• DESCRIPTION OF THE TASK: Transcribe the listing word for word.

• PROVIDED INFORMATION:

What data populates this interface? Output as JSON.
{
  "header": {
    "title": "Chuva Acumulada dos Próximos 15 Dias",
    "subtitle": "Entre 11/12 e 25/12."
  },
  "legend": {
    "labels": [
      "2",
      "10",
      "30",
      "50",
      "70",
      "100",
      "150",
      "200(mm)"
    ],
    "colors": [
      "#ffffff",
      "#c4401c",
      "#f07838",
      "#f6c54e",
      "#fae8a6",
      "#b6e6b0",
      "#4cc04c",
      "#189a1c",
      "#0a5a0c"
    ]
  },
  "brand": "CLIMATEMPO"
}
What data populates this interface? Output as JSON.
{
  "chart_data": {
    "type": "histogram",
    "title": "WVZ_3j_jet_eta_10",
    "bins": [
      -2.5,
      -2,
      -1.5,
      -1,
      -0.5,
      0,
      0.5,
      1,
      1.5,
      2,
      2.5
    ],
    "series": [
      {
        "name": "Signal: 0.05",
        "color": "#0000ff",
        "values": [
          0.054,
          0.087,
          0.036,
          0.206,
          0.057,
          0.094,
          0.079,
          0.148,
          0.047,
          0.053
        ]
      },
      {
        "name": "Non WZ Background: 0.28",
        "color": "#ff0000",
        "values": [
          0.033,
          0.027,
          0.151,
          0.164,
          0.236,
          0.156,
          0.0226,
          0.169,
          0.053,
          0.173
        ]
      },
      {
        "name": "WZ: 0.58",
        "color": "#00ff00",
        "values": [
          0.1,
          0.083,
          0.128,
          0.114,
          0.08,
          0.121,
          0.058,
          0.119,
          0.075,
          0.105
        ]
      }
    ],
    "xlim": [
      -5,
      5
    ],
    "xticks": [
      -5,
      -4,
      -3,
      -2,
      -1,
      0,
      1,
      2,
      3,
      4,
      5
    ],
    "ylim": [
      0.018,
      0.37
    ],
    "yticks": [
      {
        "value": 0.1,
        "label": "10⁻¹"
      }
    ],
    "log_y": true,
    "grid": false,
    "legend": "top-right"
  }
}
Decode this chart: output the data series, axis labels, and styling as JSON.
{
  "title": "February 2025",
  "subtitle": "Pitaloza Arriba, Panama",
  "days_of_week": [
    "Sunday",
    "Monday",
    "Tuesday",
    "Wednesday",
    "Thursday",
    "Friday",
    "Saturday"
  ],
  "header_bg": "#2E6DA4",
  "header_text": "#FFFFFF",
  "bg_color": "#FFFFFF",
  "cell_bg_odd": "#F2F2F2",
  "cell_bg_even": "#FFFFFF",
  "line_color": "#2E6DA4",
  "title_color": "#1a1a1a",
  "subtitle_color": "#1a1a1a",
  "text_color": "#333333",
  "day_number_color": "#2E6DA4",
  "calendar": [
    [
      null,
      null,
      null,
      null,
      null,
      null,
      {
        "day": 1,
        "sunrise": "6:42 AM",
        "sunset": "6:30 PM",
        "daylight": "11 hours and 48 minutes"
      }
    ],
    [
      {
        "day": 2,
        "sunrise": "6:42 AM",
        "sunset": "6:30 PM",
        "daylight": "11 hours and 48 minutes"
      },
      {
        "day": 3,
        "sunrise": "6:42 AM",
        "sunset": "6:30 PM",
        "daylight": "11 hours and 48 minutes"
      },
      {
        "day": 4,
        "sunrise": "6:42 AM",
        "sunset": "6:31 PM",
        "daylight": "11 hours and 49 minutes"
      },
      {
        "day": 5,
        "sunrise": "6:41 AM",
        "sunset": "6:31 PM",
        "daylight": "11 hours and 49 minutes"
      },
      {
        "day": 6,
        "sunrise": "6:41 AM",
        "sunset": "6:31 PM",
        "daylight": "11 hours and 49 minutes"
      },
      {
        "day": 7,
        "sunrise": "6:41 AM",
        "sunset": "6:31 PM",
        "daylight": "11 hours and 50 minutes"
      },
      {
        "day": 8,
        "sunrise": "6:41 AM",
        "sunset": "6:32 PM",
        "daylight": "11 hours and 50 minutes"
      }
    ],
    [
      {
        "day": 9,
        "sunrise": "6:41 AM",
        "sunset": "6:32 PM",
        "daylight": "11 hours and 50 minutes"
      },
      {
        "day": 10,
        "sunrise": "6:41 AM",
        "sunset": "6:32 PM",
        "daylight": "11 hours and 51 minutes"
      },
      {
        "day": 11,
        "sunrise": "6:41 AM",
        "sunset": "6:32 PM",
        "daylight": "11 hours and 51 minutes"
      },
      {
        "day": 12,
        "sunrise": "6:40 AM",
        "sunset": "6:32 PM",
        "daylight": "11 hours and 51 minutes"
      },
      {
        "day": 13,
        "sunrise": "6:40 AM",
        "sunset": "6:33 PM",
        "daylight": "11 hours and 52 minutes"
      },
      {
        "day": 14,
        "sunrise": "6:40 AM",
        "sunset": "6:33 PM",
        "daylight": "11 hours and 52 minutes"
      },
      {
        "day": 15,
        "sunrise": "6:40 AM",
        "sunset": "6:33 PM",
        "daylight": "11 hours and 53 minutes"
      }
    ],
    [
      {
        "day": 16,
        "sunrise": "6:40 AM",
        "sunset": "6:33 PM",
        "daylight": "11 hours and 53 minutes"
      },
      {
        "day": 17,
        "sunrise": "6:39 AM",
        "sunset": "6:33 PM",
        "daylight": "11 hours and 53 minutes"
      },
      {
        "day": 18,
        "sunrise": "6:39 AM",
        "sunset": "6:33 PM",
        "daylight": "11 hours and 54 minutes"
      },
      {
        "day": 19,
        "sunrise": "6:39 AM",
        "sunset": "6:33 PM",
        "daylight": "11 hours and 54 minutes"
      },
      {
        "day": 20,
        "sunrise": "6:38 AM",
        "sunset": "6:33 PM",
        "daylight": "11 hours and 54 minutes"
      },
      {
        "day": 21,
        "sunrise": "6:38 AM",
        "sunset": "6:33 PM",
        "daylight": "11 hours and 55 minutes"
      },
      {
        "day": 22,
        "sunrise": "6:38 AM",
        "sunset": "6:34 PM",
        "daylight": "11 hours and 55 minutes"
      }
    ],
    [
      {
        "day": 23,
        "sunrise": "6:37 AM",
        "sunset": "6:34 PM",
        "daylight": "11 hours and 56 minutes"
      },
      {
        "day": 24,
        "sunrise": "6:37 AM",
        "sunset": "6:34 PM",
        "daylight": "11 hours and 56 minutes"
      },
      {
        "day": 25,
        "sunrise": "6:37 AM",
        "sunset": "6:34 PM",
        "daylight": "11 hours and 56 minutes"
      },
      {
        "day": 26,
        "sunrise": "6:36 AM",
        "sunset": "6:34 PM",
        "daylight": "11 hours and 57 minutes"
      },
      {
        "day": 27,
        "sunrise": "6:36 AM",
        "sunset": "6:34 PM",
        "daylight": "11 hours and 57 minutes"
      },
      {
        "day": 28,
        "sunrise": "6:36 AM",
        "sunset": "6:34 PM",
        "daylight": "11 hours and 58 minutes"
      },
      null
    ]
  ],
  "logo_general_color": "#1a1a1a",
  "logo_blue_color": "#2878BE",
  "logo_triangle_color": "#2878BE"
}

• TASK RESULT:
What data populates this interface? Output as JSON.
{
  "header": {
    "title": "Chuva Acumulada dos Próximos 15 Dias",
    "subtitle": "Entre 11/12 e 25/12."
  },
  "legend": {
    "labels": [
      "2",
      "10",
      "30",
      "50",
      "70",
      "100",
      "150",
      "200(mm)"
    ],
    "colors": [
      "#ffffff",
      "#c4401c",
      "#f07838",
      "#f6c54e",
      "#fae8a6",
      "#b6e6b0",
      "#4cc04c",
      "#189a1c",
      "#0a5a0c"
    ]
  },
  "brand": "CLIMATEMPO"
}
What data populates this interface? Output as JSON.
{
  "chart_data": {
    "type": "histogram",
    "title": "WVZ_3j_jet_eta_10",
    "bins": [
      -2.5,
      -2,
      -1.5,
      -1,
      -0.5,
      0,
      0.5,
      1,
      1.5,
      2,
      2.5
    ],
    "series": [
      {
        "name": "Signal: 0.05",
        "color": "#0000ff",
        "values": [
          0.054,
          0.087,
          0.036,
          0.206,
          0.057,
          0.094,
          0.079,
          0.148,
          0.047,
          0.053
        ]
      },
      {
        "name": "Non WZ Background: 0.28",
        "color": "#ff0000",
        "values": [
          0.033,
          0.027,
          0.151,
          0.164,
          0.236,
          0.156,
          0.0226,
          0.169,
          0.053,
          0.173
        ]
      },
      {
        "name": "WZ: 0.58",
        "color": "#00ff00",
        "values": [
          0.1,
          0.083,
          0.128,
          0.114,
          0.08,
          0.121,
          0.058,
          0.119,
          0.075,
          0.105
        ]
      }
    ],
    "xlim": [
      -5,
      5
    ],
    "xticks": [
      -5,
      -4,
      -3,
      -2,
      -1,
      0,
      1,
      2,
      3,
      4,
      5
    ],
    "ylim": [
      0.018,
      0.37
    ],
    "yticks": [
      {
        "value": 0.1,
        "label": "10⁻¹"
      }
    ],
    "log_y": true,
    "grid": false,
    "legend": "top-right"
  }
}
Decode this chart: output the data series, axis labels, and styling as JSON.
{
  "title": "February 2025",
  "subtitle": "Pitaloza Arriba, Panama",
  "days_of_week": [
    "Sunday",
    "Monday",
    "Tuesday",
    "Wednesday",
    "Thursday",
    "Friday",
    "Saturday"
  ],
  "header_bg": "#2E6DA4",
  "header_text": "#FFFFFF",
  "bg_color": "#FFFFFF",
  "cell_bg_odd": "#F2F2F2",
  "cell_bg_even": "#FFFFFF",
  "line_color": "#2E6DA4",
  "title_color": "#1a1a1a",
  "subtitle_color": "#1a1a1a",
  "text_color": "#333333",
  "day_number_color": "#2E6DA4",
  "calendar": [
    [
      null,
      null,
      null,
      null,
      null,
      null,
      {
        "day": 1,
        "sunrise": "6:42 AM",
        "sunset": "6:30 PM",
        "daylight": "11 hours and 48 minutes"
      }
    ],
    [
      {
        "day": 2,
        "sunrise": "6:42 AM",
        "sunset": "6:30 PM",
        "daylight": "11 hours and 48 minutes"
      },
      {
        "day": 3,
        "sunrise": "6:42 AM",
        "sunset": "6:30 PM",
        "daylight": "11 hours and 48 minutes"
      },
      {
        "day": 4,
        "sunrise": "6:42 AM",
        "sunset": "6:31 PM",
        "daylight": "11 hours and 49 minutes"
      },
      {
        "day": 5,
        "sunrise": "6:41 AM",
        "sunset": "6:31 PM",
        "daylight": "11 hours and 49 minutes"
      },
      {
        "day": 6,
        "sunrise": "6:41 AM",
        "sunset": "6:31 PM",
        "daylight": "11 hours and 49 minutes"
      },
      {
        "day": 7,
        "sunrise": "6:41 AM",
        "sunset": "6:31 PM",
        "daylight": "11 hours and 50 minutes"
      },
      {
        "day": 8,
        "sunrise": "6:41 AM",
        "sunset": "6:32 PM",
        "daylight": "11 hours and 50 minutes"
      }
    ],
    [
      {
        "day": 9,
        "sunrise": "6:41 AM",
        "sunset": "6:32 PM",
        "daylight": "11 hours and 50 minutes"
      },
      {
        "day": 10,
        "sunrise": "6:41 AM",
        "sunset": "6:32 PM",
        "daylight": "11 hours and 51 minutes"
      },
      {
        "day": 11,
        "sunrise": "6:41 AM",
        "sunset": "6:32 PM",
        "daylight": "11 hours and 51 minutes"
      },
      {
        "day": 12,
        "sunrise": "6:40 AM",
        "sunset": "6:32 PM",
        "daylight": "11 hours and 51 minutes"
      },
      {
        "day": 13,
        "sunrise": "6:40 AM",
        "sunset": "6:33 PM",
        "daylight": "11 hours and 52 minutes"
      },
      {
        "day": 14,
        "sunrise": "6:40 AM",
        "sunset": "6:33 PM",
        "daylight": "11 hours and 52 minutes"
      },
      {
        "day": 15,
        "sunrise": "6:40 AM",
        "sunset": "6:33 PM",
        "daylight": "11 hours and 53 minutes"
      }
    ],
    [
      {
        "day": 16,
        "sunrise": "6:40 AM",
        "sunset": "6:33 PM",
        "daylight": "11 hours and 53 minutes"
      },
      {
        "day": 17,
        "sunrise": "6:39 AM",
        "sunset": "6:33 PM",
        "daylight": "11 hours and 53 minutes"
      },
      {
        "day": 18,
        "sunrise": "6:39 AM",
        "sunset": "6:33 PM",
        "daylight": "11 hours and 54 minutes"
      },
      {
        "day": 19,
        "sunrise": "6:39 AM",
        "sunset": "6:33 PM",
        "daylight": "11 hours and 54 minutes"
      },
      {
        "day": 20,
        "sunrise": "6:38 AM",
        "sunset": "6:33 PM",
        "daylight": "11 hours and 54 minutes"
      },
      {
        "day": 21,
        "sunrise": "6:38 AM",
        "sunset": "6:33 PM",
        "daylight": "11 hours and 55 minutes"
      },
      {
        "day": 22,
        "sunrise": "6:38 AM",
        "sunset": "6:34 PM",
        "daylight": "11 hours and 55 minutes"
      }
    ],
    [
      {
        "day": 23,
        "sunrise": "6:37 AM",
        "sunset": "6:34 PM",
        "daylight": "11 hours and 56 minutes"
      },
      {
        "day": 24,
        "sunrise": "6:37 AM",
        "sunset": "6:34 PM",
        "daylight": "11 hours and 56 minutes"
      },
      {
        "day": 25,
        "sunrise": "6:37 AM",
        "sunset": "6:34 PM",
        "daylight": "11 hours and 56 minutes"
      },
      {
        "day": 26,
        "sunrise": "6:36 AM",
        "sunset": "6:34 PM",
        "daylight": "11 hours and 57 minutes"
      },
      {
        "day": 27,
        "sunrise": "6:36 AM",
        "sunset": "6:34 PM",
        "daylight": "11 hours and 57 minutes"
      },
      {
        "day": 28,
        "sunrise": "6:36 AM",
        "sunset": "6:34 PM",
        "daylight": "11 hours and 58 minutes"
      },
      null
    ]
  ],
  "logo_general_color": "#1a1a1a",
  "logo_blue_color": "#2878BE",
  "logo_triangle_color": "#2878BE"
}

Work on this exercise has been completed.